-- SUPPLIED MATERIAL start --
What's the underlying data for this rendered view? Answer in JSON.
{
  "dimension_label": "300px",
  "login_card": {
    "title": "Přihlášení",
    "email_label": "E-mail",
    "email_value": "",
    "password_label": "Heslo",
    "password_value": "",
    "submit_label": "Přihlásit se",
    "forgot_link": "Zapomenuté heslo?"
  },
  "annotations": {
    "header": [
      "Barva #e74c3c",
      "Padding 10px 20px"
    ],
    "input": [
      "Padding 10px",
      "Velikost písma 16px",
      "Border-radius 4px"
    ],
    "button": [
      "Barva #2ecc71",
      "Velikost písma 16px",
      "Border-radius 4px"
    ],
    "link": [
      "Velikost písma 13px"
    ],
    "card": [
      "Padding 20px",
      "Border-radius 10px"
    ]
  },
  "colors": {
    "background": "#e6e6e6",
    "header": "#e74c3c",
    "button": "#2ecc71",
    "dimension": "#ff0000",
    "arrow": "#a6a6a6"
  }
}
-- SUPPLIED MATERIAL end --
WHAT YOU SHOULD DO. Once more, set down the full listing, verbatim.

WRITTEN SOLUTION.
What's the underlying data for this rendered view? Answer in JSON.
{
  "dimension_label": "300px",
  "login_card": {
    "title": "Přihlášení",
    "email_label": "E-mail",
    "email_value": "",
    "password_label": "Heslo",
    "password_value": "",
    "submit_label": "Přihlásit se",
    "forgot_link": "Zapomenuté heslo?"
  },
  "annotations": {
    "header": [
      "Barva #e74c3c",
      "Padding 10px 20px"
    ],
    "input": [
      "Padding 10px",
      "Velikost písma 16px",
      "Border-radius 4px"
    ],
    "button": [
      "Barva #2ecc71",
      "Velikost písma 16px",
      "Border-radius 4px"
    ],
    "link": [
      "Velikost písma 13px"
    ],
    "card": [
      "Padding 20px",
      "Border-radius 10px"
    ]
  },
  "colors": {
    "background": "#e6e6e6",
    "header": "#e74c3c",
    "button": "#2ecc71",
    "dimension": "#ff0000",
    "arrow": "#a6a6a6"
  }
}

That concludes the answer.